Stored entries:
------------
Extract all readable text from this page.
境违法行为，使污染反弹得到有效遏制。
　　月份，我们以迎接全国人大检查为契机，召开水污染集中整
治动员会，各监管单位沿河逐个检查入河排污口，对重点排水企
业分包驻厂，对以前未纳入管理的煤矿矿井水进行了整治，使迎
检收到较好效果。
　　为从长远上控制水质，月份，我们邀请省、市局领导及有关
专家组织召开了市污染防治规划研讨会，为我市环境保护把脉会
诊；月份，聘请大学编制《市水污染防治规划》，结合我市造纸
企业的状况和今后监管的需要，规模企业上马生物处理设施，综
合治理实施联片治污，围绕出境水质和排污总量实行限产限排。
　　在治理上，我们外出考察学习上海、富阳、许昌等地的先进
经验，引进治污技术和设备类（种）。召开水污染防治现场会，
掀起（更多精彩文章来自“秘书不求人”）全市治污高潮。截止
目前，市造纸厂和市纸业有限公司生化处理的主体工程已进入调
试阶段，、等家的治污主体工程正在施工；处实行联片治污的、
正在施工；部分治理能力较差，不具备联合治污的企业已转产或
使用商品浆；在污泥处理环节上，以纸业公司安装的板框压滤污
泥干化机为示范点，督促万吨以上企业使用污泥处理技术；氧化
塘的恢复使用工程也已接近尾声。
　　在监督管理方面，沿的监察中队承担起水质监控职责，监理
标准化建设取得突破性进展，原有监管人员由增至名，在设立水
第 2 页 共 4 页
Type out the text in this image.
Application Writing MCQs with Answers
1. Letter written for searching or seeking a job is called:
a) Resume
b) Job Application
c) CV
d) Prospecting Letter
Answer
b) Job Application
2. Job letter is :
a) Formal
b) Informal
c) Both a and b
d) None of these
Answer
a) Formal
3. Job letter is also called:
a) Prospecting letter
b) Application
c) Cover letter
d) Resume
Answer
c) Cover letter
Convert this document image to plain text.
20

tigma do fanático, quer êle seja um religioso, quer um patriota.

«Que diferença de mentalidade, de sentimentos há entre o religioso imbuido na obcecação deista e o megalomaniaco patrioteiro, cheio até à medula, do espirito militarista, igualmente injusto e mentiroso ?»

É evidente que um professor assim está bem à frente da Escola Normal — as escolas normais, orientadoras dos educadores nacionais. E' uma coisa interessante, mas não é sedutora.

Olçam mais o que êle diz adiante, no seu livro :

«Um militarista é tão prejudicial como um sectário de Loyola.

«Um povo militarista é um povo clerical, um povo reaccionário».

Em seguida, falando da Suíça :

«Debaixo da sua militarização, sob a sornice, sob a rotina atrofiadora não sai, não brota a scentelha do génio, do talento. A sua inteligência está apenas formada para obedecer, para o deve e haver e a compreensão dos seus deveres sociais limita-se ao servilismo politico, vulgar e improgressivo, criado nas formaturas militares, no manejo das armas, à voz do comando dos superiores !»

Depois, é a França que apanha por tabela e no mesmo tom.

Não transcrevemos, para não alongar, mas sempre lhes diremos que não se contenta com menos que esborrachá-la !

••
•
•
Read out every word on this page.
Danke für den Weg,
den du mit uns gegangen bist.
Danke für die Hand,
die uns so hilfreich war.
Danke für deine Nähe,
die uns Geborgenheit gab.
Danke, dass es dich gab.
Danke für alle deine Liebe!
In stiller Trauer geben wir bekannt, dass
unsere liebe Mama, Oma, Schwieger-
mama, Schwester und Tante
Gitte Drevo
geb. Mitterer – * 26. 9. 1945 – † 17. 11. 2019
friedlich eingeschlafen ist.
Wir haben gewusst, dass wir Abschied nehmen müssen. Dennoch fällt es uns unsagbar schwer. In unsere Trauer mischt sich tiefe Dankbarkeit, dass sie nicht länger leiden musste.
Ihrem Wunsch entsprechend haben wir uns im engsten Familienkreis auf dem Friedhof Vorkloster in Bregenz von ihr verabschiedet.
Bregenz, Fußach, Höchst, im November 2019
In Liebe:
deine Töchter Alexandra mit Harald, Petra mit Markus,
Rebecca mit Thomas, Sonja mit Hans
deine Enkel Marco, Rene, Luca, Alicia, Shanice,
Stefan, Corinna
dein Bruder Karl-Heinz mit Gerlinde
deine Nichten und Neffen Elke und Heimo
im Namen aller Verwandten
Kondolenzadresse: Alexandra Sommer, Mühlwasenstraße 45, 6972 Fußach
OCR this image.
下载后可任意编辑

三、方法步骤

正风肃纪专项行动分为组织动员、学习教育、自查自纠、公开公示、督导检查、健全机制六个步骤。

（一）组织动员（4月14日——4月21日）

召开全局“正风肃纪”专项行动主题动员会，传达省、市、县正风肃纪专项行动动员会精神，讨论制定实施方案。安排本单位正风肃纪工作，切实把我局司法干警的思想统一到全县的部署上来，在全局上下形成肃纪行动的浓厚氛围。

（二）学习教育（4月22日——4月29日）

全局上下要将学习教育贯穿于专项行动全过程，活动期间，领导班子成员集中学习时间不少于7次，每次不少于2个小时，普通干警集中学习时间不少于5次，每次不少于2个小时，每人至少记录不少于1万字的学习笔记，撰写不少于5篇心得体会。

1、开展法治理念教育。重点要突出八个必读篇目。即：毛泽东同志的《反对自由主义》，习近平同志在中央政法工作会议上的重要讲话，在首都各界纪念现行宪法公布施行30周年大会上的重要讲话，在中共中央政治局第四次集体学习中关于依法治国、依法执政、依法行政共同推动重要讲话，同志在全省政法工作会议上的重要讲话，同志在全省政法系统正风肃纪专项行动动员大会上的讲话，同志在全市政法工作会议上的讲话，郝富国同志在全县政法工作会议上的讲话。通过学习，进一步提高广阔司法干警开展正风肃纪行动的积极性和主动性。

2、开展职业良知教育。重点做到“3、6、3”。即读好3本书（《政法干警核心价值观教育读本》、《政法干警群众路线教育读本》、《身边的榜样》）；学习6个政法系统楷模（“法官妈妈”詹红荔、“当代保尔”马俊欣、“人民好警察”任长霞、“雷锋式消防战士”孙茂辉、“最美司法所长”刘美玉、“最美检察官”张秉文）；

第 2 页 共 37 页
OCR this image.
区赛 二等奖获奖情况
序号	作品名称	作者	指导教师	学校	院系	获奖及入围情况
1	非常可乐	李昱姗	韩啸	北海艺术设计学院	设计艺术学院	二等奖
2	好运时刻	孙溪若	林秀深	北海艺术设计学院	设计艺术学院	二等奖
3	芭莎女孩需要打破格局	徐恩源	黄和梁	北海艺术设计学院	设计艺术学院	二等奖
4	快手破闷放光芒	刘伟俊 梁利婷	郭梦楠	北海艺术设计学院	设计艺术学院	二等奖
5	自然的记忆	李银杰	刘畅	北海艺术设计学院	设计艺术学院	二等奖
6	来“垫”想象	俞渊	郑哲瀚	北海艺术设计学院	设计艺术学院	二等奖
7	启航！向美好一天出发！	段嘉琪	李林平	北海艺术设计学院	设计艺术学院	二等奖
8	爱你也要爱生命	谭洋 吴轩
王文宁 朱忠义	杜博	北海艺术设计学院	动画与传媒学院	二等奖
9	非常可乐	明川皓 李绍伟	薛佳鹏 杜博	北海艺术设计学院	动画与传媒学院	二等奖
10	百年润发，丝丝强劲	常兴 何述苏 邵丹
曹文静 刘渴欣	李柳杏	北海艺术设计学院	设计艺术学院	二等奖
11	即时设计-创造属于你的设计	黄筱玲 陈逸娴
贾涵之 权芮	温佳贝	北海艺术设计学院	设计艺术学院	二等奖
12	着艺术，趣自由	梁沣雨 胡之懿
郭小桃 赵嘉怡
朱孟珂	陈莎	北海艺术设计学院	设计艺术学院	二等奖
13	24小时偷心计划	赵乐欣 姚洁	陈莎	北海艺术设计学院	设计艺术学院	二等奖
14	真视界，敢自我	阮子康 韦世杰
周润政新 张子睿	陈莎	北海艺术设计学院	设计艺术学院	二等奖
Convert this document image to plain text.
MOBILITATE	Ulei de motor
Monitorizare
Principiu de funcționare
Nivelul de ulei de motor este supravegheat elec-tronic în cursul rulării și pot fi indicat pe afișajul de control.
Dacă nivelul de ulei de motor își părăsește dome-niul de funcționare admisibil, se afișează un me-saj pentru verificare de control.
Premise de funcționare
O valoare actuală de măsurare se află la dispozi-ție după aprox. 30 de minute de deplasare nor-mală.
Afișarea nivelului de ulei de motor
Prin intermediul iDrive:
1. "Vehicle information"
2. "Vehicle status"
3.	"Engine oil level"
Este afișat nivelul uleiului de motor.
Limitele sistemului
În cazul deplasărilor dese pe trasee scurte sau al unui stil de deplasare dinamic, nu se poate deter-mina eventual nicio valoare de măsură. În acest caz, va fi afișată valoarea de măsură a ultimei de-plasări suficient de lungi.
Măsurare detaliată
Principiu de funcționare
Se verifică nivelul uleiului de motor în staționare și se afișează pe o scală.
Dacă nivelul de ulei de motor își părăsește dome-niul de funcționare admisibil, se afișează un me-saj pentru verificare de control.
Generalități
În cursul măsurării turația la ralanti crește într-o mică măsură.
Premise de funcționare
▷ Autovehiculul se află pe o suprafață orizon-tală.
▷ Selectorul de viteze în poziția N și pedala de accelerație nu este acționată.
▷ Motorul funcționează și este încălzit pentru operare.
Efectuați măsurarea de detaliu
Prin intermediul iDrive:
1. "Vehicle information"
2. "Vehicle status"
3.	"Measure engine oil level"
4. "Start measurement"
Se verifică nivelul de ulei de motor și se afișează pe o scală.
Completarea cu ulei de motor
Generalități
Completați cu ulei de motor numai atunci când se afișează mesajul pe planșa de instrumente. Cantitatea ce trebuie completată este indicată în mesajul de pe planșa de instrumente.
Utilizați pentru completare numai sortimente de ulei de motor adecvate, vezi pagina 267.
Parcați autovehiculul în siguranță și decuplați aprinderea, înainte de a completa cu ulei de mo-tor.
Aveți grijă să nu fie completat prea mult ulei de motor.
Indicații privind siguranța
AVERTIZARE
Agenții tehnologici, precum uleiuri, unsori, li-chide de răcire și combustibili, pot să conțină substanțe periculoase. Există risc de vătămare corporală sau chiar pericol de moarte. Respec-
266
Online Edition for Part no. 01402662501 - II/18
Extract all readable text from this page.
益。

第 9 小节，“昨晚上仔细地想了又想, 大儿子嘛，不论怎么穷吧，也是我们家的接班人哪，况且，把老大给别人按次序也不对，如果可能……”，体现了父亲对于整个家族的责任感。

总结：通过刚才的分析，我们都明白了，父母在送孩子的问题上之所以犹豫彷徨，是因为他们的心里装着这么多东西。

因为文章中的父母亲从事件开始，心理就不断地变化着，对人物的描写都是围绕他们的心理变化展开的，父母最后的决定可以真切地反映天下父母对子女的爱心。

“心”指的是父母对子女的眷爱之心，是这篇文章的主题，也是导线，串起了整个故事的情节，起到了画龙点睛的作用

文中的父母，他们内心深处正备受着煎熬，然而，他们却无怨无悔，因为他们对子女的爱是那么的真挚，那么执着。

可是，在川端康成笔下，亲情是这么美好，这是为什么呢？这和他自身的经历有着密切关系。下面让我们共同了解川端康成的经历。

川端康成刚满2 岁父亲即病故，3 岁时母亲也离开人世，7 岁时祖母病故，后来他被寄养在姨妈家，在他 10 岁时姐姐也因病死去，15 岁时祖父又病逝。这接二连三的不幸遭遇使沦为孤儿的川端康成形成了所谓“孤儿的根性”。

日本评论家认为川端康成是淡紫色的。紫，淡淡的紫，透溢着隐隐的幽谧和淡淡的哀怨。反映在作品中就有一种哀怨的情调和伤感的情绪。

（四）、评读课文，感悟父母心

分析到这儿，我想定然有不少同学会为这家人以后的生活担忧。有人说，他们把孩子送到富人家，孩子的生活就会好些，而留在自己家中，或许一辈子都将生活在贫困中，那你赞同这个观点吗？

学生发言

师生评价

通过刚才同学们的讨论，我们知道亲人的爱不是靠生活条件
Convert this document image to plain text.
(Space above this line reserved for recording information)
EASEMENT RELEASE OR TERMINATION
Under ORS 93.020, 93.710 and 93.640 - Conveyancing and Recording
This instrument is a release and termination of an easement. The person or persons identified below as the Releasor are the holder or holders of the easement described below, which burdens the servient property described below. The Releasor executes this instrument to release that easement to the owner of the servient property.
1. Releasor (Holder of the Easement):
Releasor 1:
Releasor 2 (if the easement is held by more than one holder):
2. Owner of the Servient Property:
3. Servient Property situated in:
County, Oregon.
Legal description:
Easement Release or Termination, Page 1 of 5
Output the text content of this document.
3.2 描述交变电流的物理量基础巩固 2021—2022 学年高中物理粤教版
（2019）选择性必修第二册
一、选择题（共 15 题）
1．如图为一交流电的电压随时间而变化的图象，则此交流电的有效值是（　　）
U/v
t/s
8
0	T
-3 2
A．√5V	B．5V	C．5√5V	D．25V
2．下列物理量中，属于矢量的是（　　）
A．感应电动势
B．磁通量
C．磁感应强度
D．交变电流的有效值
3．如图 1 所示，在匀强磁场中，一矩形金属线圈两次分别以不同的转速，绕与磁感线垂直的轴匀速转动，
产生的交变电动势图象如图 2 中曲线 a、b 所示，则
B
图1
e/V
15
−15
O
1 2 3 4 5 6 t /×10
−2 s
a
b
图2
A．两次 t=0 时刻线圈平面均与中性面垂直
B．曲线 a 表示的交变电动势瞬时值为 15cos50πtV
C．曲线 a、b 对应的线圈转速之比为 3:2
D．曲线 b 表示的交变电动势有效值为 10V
------------
> [Job] Copy out every line of the material above that mentions the word "Danke".

> [Response]
Danke für den Weg,
Danke für die Hand,
Danke für deine Nähe,
Danke, dass es dich gab.
Danke für alle deine Liebe!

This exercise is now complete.